[Extracted records]
◆ ◆ ◆
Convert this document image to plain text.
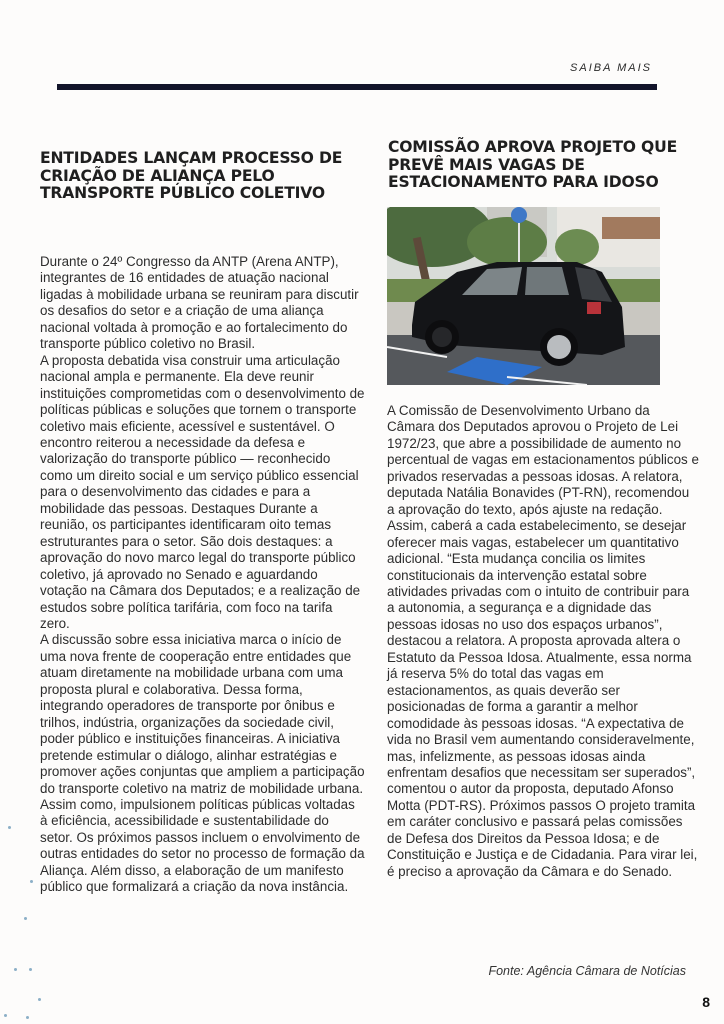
SAIBA MAIS
ENTIDADES LANÇAM PROCESSO DE CRIAÇÃO DE ALIANÇA PELO TRANSPORTE PÚBLICO COLETIVO

Durante o 24º Congresso da ANTP (Arena ANTP), integrantes de 16 entidades de atuação nacional ligadas à mobilidade urbana se reuniram para discutir os desafios do setor e a criação de uma aliança nacional voltada à promoção e ao fortalecimento do transporte público coletivo no Brasil.

A proposta debatida visa construir uma articulação nacional ampla e permanente. Ela deve reunir instituições comprometidas com o desenvolvimento de políticas públicas e soluções que tornem o transporte coletivo mais eficiente, acessível e sustentável. O encontro reiterou a necessidade da defesa e valorização do transporte público — reconhecido como um direito social e um serviço público essencial para o desenvolvimento das cidades e para a mobilidade das pessoas. Destaques Durante a reunião, os participantes identificaram oito temas estruturantes para o setor. São dois destaques: a aprovação do novo marco legal do transporte público coletivo, já aprovado no Senado e aguardando votação na Câmara dos Deputados; e a realização de estudos sobre política tarifária, com foco na tarifa zero.

A discussão sobre essa iniciativa marca o início de uma nova frente de cooperação entre entidades que atuam diretamente na mobilidade urbana com uma proposta plural e colaborativa. Dessa forma, integrando operadores de transporte por ônibus e trilhos, indústria, organizações da sociedade civil, poder público e instituições financeiras. A iniciativa pretende estimular o diálogo, alinhar estratégias e promover ações conjuntas que ampliem a participação do transporte coletivo na matriz de mobilidade urbana. Assim como, impulsionem políticas públicas voltadas à eficiência, acessibilidade e sustentabilidade do setor. Os próximos passos incluem o envolvimento de outras entidades do setor no processo de formação da Aliança. Além disso, a elaboração de um manifesto público que formalizará a criação da nova instância.

COMISSÃO APROVA PROJETO QUE PREVÊ MAIS VAGAS DE ESTACIONAMENTO PARA IDOSO

A Comissão de Desenvolvimento Urbano da Câmara dos Deputados aprovou o Projeto de Lei 1972/23, que abre a possibilidade de aumento no percentual de vagas em estacionamentos públicos e privados reservadas a pessoas idosas. A relatora, deputada Natália Bonavides (PT-RN), recomendou a aprovação do texto, após ajuste na redação. Assim, caberá a cada estabelecimento, se desejar oferecer mais vagas, estabelecer um quantitativo adicional. “Esta mudança concilia os limites constitucionais da intervenção estatal sobre atividades privadas com o intuito de contribuir para a autonomia, a segurança e a dignidade das pessoas idosas no uso dos espaços urbanos”, destacou a relatora. A proposta aprovada altera o Estatuto da Pessoa Idosa. Atualmente, essa norma já reserva 5% do total das vagas em estacionamentos, as quais deverão ser posicionadas de forma a garantir a melhor comodidade às pessoas idosas. “A expectativa de vida no Brasil vem aumentando consideravelmente, mas, infelizmente, as pessoas idosas ainda enfrentam desafios que necessitam ser superados”, comentou o autor da proposta, deputado Afonso Motta (PDT-RS). Próximos passos O projeto tramita em caráter conclusivo e passará pelas comissões de Defesa dos Direitos da Pessoa Idosa; e de Constituição e Justiça e de Cidadania. Para virar lei, é preciso a aprovação da Câmara e do Senado.

Fonte: Agência Câmara de Notícias
8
◆ ◆ ◆
• _REQUIREMENT_: Locate all lines in the listing above with the word "urbana". Copy them.

• _WRITTEN REPLY_:
Durante o 24º Congresso da ANTP (Arena ANTP), integrantes de 16 entidades de atuação nacional ligadas à mobilidade urbana se reuniram para discutir os desafios do setor e a criação de uma aliança nacional voltada à promoção e ao fortalecimento do transporte público coletivo no Brasil.
A discussão sobre essa iniciativa marca o início de uma nova frente de cooperação entre entidades que atuam diretamente na mobilidade urbana com uma proposta plural e colaborativa. Dessa forma, integrando operadores de transporte por ônibus e trilhos, indústria, organizações da sociedade civil, poder público e instituições financeiras. A iniciativa pretende estimular o diálogo, alinhar estratégias e promover ações conjuntas que ampliem a participação do transporte coletivo na matriz de mobilidade urbana. Assim como, impulsionem políticas públicas voltadas à eficiência, acessibilidade e sustentabilidade do setor. Os próximos passos incluem o envolvimento de outras entidades do setor no processo de formação da Aliança. Além disso, a elaboração de um manifesto público que formalizará a criação da nova instância.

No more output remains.